身体を動かすことと学習とは密接な関係があります。脳の中では入力と出力がセットになっていて、入力した情報から出力をすることが次の出力の変化に繋がっています。身近な例でいえば、歩けない赤ん坊が何度も転ぶうちに歩き方を憶える。出力の結果、つまり転ぶという経験えを経て、次の出力が変化す、ということを繰り返す。そのうちに転ばずに歩けるようになってくる。
養老孟司 「バカの壁 第5章 身体と学習」より
ここで言えるのは、基本的に人間は学習するロボットだ、ということ。それも外部出力を伴う学習である、ということです。「学習」というとどうしても、単に本を読むということのようなイメージがありますが、そうではない。出力を伴ってこそ学習になる。それは必ずしも身体そのものを動かさなくて、脳の中で入出力を繰り返しても良い。数学の問題を考えるというのは、こういう脳内での入出力の繰り返しになる。ところが、往々にし入力ばかりを意識して出力を忘れやすい。身体を忘れている、というのはそういうことです。
江戸時代は、脳中心の都市社会という点で非常に現在に似ています。江戸時代には、朱子学の後、陽明学が主流となった。陽明学というのは何かといえば、「知行合一(ちこうごういつ)」。すなわち、知ることと行うことが一致すべきだ、という考えです。しかしこれは、「知ったことが出力されないと意味がない」という意味だと思います。これが「文武両道」の本当の意味ではないか。文と武という別のものが並列していて、両方に習熟すべし、ということではない。両方がグルグル回らなくては意味がない、学んだことと行動とが互いに影響しあわなくてはいけない、ということだと思います。
赤ん坊でいえば、ハイハイを始めるところから学習のプログラムが動き始める。ハイハイをして動くと視覚入力が変わってくる。それによって自分の反応=出力も変わる。ハイハイで机の脚にぶつかりそうになり、避けることを憶える。また動くと視界が広がることがわかる。これを繰り返していくことが学習です。
この入出力の経験を積んでいくことが言葉を憶えるところに繋がってくる。そして次第にその入出力を脳の中のみで回すことも出来るようになる。脳の中でのみの抽象的思考の代表が数学や哲学です。
養老孟司 「バカの壁 第5章 文武両道」より
このように記されています。
脳や身体への入出力の経験を積んでいくことで「ことばを憶え」、それが「抽象的な思考」に繋がっていくということです。これは「学習そのもの」と言えるものです。

課題の条件>
1. 身体と学習に関する記事によると、江戸時代に朱子学の後で主流となったのは何ですか。
2. 身体と学習に関する記事の続きを、最後の文の後から書いてください。
データの各行は、記事とは別の出典から取られたものです。

提供データ>

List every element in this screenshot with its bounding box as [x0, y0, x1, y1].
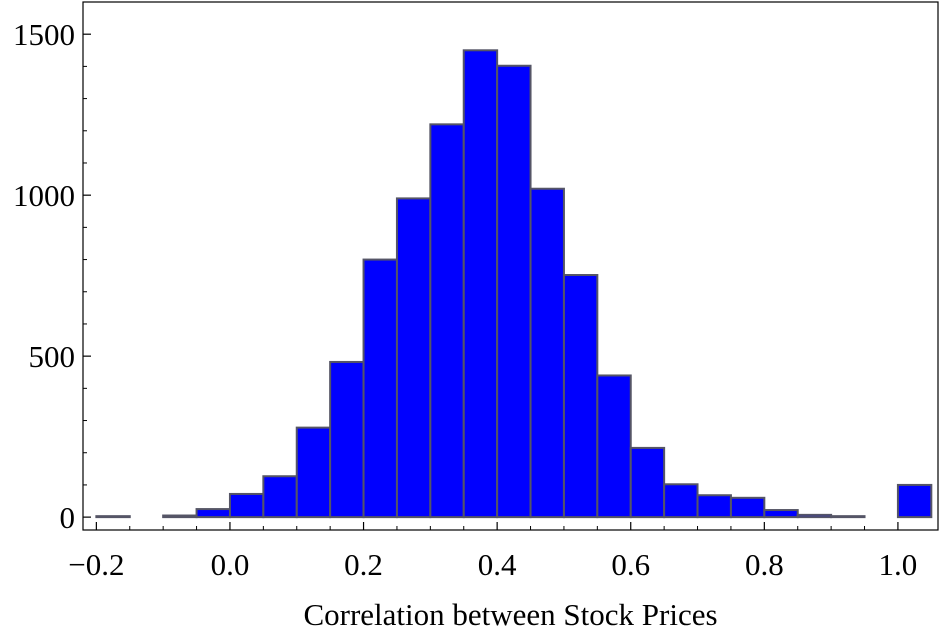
x-tick-label: 0.2 — [344, 547, 383, 582]
histogram-bar — [562, 274, 599, 519]
histogram-bar — [696, 494, 732, 519]
histogram-bar — [462, 49, 499, 519]
histogram-bar — [729, 496, 766, 519]
ticks-layer: −0.2 0.0 0.2 0.4 0.6 0.8 1.0 0 500 1000 1500 — [13, 17, 917, 582]
y-tick-label: 0 — [60, 500, 76, 535]
x-tick-label: 0.8 — [745, 547, 784, 582]
histogram-bar — [496, 64, 532, 519]
histogram-bar — [395, 197, 432, 519]
histogram-bar — [228, 492, 265, 519]
histogram-bar — [830, 515, 866, 519]
x-tick-label: 0.0 — [211, 547, 250, 582]
y-tick-label: 500 — [29, 339, 76, 374]
histogram-bar — [262, 475, 298, 519]
histogram-bar — [596, 374, 632, 519]
histogram-bar — [95, 515, 131, 519]
histogram-bar — [629, 446, 666, 519]
y-tick-label: 1500 — [13, 17, 75, 52]
histogram-bar — [295, 426, 332, 519]
x-tick-label: 0.6 — [611, 547, 650, 582]
x-tick-label: 0.4 — [478, 547, 517, 582]
histogram-bar — [529, 187, 565, 519]
histogram-bar — [663, 483, 699, 519]
histogram-bar — [796, 513, 833, 519]
bars-layer — [95, 49, 933, 519]
histogram-bar — [329, 360, 365, 519]
histogram-bar — [763, 509, 799, 519]
x-tick-label: 1.0 — [879, 547, 918, 582]
histogram-bar — [429, 123, 465, 519]
histogram-bar — [162, 514, 198, 519]
y-tick-label: 1000 — [13, 178, 75, 213]
x-axis-title: Correlation between Stock Prices — [303, 597, 717, 632]
histogram-bar — [195, 508, 231, 519]
x-tick-label: −0.2 — [68, 547, 124, 582]
plot-frame — [82, 1, 939, 531]
histogram-bar — [896, 483, 933, 519]
histogram-bar — [362, 258, 398, 519]
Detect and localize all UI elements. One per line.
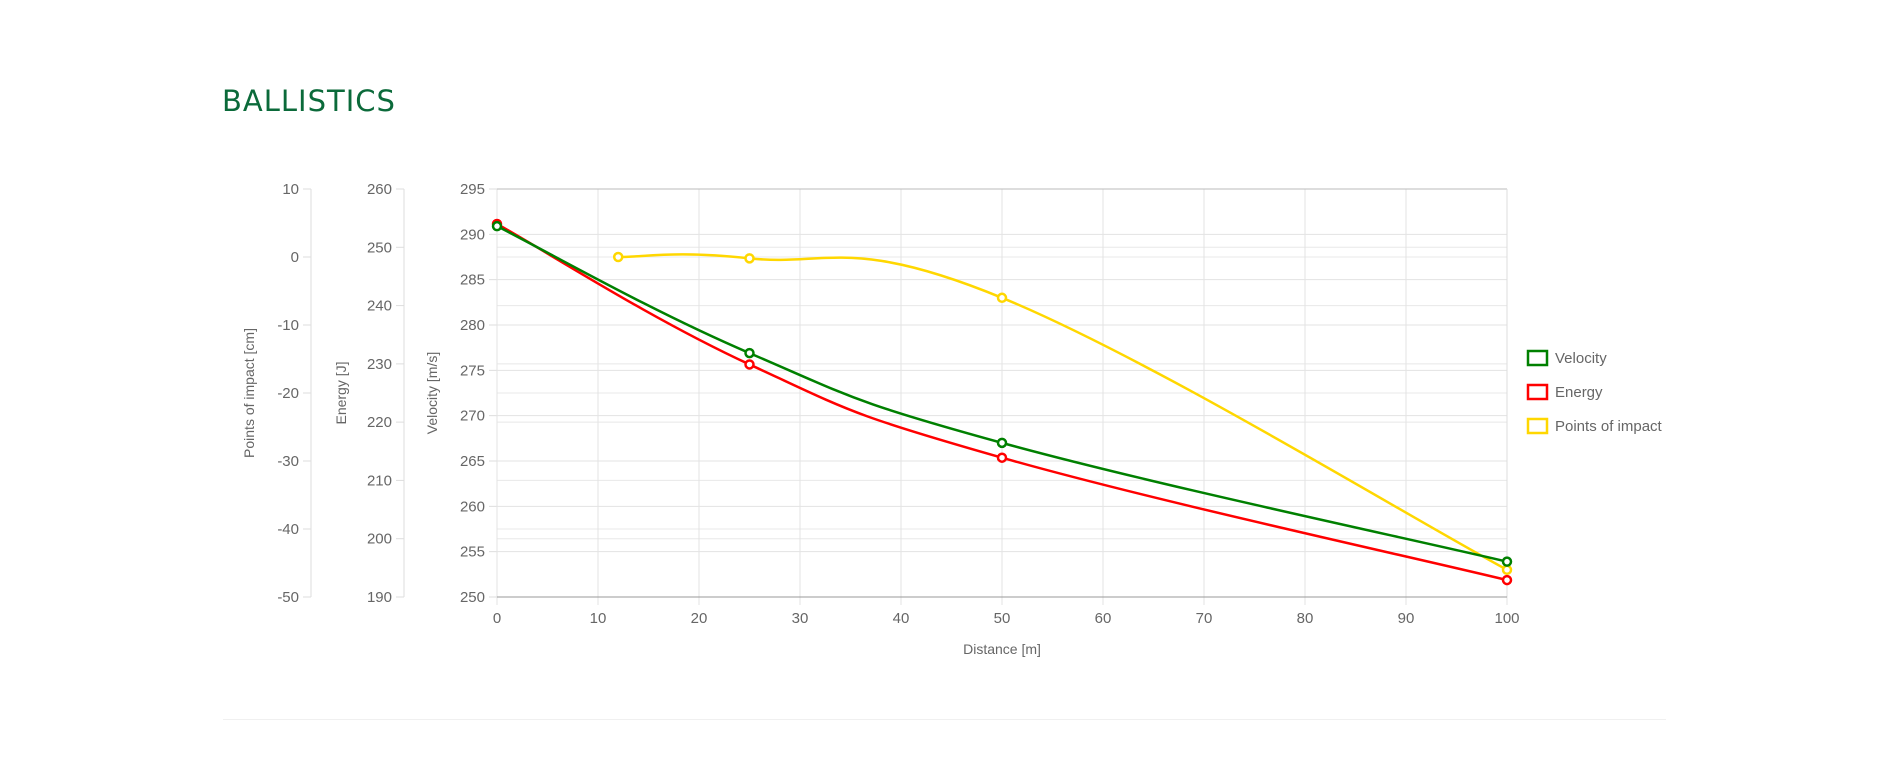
data-point-velocity xyxy=(1501,556,1513,567)
x-tick-label: 60 xyxy=(1095,610,1112,627)
y-tick-label-velocity: 290 xyxy=(460,226,485,243)
y-tick-label-velocity: 285 xyxy=(460,272,485,289)
y-tick-label-energy: 230 xyxy=(367,356,392,373)
y-tick-label-energy: 210 xyxy=(367,472,392,489)
data-point-energy xyxy=(1501,574,1513,586)
legend-label-velocity: Velocity xyxy=(1555,350,1607,367)
legend-swatch-poi xyxy=(1526,417,1549,435)
series-line-velocity xyxy=(496,225,1508,563)
data-point-energy xyxy=(996,452,1008,463)
x-tick-label: 90 xyxy=(1398,610,1415,627)
series-line-energy xyxy=(496,222,1508,582)
y-axis-title-poi: Points of impact [cm] xyxy=(241,328,257,458)
y-tick-label-velocity: 295 xyxy=(460,181,485,198)
y-tick-label-velocity: 275 xyxy=(460,362,485,379)
data-point-energy xyxy=(744,359,755,370)
legend-swatch-velocity xyxy=(1526,349,1549,367)
data-point-poi xyxy=(744,253,755,264)
y-tick-label-energy: 240 xyxy=(367,298,392,315)
divider xyxy=(223,719,1666,720)
x-tick-label: 0 xyxy=(493,610,501,627)
data-point-poi xyxy=(996,292,1008,304)
series-line-poi xyxy=(618,253,1508,571)
y-tick-label-energy: 200 xyxy=(367,531,392,548)
y-tick-label-energy: 250 xyxy=(367,239,392,256)
legend-label-energy: Energy xyxy=(1555,384,1603,401)
y-tick-label-velocity: 260 xyxy=(460,498,485,515)
x-tick-label: 10 xyxy=(590,610,607,627)
x-tick-label: 40 xyxy=(893,610,910,627)
y-tick-label-energy: 220 xyxy=(367,414,392,431)
data-point-velocity xyxy=(996,437,1008,449)
y-tick-label-poi: 10 xyxy=(282,181,299,198)
x-tick-label: 20 xyxy=(691,610,708,627)
y-tick-label-velocity: 280 xyxy=(460,317,485,334)
y-tick-label-poi: -20 xyxy=(277,385,299,402)
data-point-poi xyxy=(1501,564,1513,576)
y-tick-label-velocity: 250 xyxy=(460,589,485,606)
y-tick-label-velocity: 255 xyxy=(460,544,485,561)
x-axis-title: Distance [m] xyxy=(963,641,1041,657)
y-tick-label-velocity: 265 xyxy=(460,453,485,470)
y-tick-label-poi: -50 xyxy=(277,589,299,606)
x-tick-label: 50 xyxy=(994,610,1011,627)
x-tick-label: 100 xyxy=(1494,610,1519,627)
data-point-velocity xyxy=(491,220,503,232)
page-title: BALLISTICS xyxy=(222,84,396,118)
y-axis-title-velocity: Velocity [m/s] xyxy=(424,352,440,434)
y-axis-title-energy: Energy [J] xyxy=(333,361,349,424)
x-tick-label: 80 xyxy=(1297,610,1314,627)
data-point-velocity xyxy=(744,347,755,359)
y-tick-label-energy: 260 xyxy=(367,181,392,198)
x-tick-label: 70 xyxy=(1196,610,1213,627)
y-tick-label-poi: -10 xyxy=(277,317,299,334)
y-tick-label-energy: 190 xyxy=(367,589,392,606)
y-tick-label-poi: -30 xyxy=(277,453,299,470)
y-tick-label-velocity: 270 xyxy=(460,408,485,425)
legend-label-poi: Points of impact xyxy=(1555,418,1663,435)
y-tick-label-poi: 0 xyxy=(291,249,299,266)
legend-swatch-energy xyxy=(1526,383,1549,401)
y-tick-label-poi: -40 xyxy=(277,521,299,538)
data-point-poi xyxy=(612,251,624,263)
x-tick-label: 30 xyxy=(792,610,809,627)
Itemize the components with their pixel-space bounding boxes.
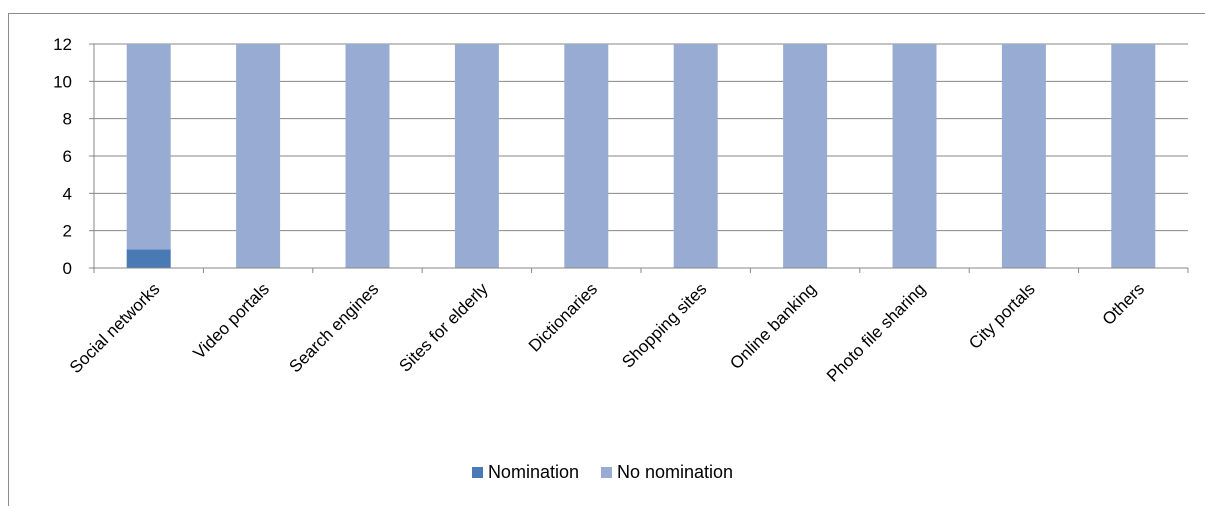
y-tick-label: 2: [63, 222, 72, 241]
x-category-label: Others: [1099, 279, 1149, 329]
x-category-labels: Social networks Video portals Search engin…: [66, 279, 1148, 386]
bar-no-nomination: [454, 44, 499, 268]
x-category-label: Social networks: [66, 279, 164, 377]
bar-no-nomination: [673, 44, 718, 268]
legend-swatch-no-nomination: [600, 467, 612, 478]
legend: Nomination No nomination: [0, 462, 1205, 483]
legend-label-nomination: Nomination: [487, 462, 579, 482]
x-category-label: Search engines: [285, 279, 382, 376]
bars: [126, 44, 1156, 268]
stacked-bar-chart: 0 2 4 6 8 10 12 Social networks Video portals Se…: [53, 35, 1189, 386]
x-category-label: Sites for elderly: [395, 279, 492, 376]
x-category-label: Photo file sharing: [823, 279, 929, 385]
y-tick-label: 12: [53, 35, 72, 54]
bar-no-nomination: [783, 44, 828, 268]
y-tick-label: 10: [53, 72, 72, 91]
legend-item-no-nomination: No nomination: [600, 462, 734, 483]
y-tick-label: 6: [63, 147, 72, 166]
y-tick-label: 0: [63, 259, 72, 278]
axes: [89, 43, 1189, 273]
bar-no-nomination: [126, 44, 171, 250]
x-category-label: Video portals: [190, 279, 273, 362]
bar-no-nomination: [892, 44, 937, 268]
bar-no-nomination: [236, 44, 281, 268]
legend-swatch-nomination: [471, 467, 483, 478]
y-tick-label: 8: [63, 110, 72, 129]
x-category-label: Online banking: [726, 279, 820, 373]
bar-no-nomination: [345, 44, 390, 268]
x-category-label: Dictionaries: [525, 279, 601, 355]
y-tick-label: 4: [63, 184, 72, 203]
y-tick-labels: 0 2 4 6 8 10 12: [53, 35, 72, 278]
x-category-label: City portals: [965, 279, 1039, 353]
chart-frame: [8, 13, 1205, 506]
legend-item-nomination: Nomination: [471, 462, 579, 483]
bar-nomination: [126, 249, 171, 268]
bar-no-nomination: [1111, 44, 1156, 268]
bar-no-nomination: [1001, 44, 1046, 268]
legend-label-no-nomination: No nomination: [616, 462, 734, 482]
x-category-label: Shopping sites: [618, 279, 710, 371]
bar-no-nomination: [564, 44, 609, 268]
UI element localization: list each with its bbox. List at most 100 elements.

想定解答>
1. 陽明学です。

2.
認知科学の世界では、「言葉の意味を真に理解するには身体的な感覚を持ってそれらを繋げる必要がある。」という概念があり、これを「記号接地」と呼びます。
大事な幼少期だからこそ、聞く覚えるといった入力学習ばかりにせず、入力と出力の両面からなる「会話・対話」を沢山経験させてあげることで、無理なく自然と「ことば(言語化・映像化)の力」が磨かれていきます。
時には、お気に入りの物語や大好きな音楽・歌詞の世界観について語り合ったり、脚本・絵・演劇が全て入った紙芝居を作ってみたり、写真にストーリーを付けてみたり、楽しみながら「ことば」に敏感になり、読解力や表現力を磨いて行きましょう。
【思考力】:ものごとの構造化と論理構築
- 主に、自然現象や生物のメカニズム、国際社会の仕組みや制度の設計、歴史の考察などを通して、論理的思考力や批判的思考力を養います。
- 算数を通して論理構築の道具を手に入れつつ、同時に論理思考の訓練も行います。
- 情報を集め、論理的かつ構造的に整理整頓し、そこから原理原則や関係性を導き出すことを意識します。時には前提条件から疑います。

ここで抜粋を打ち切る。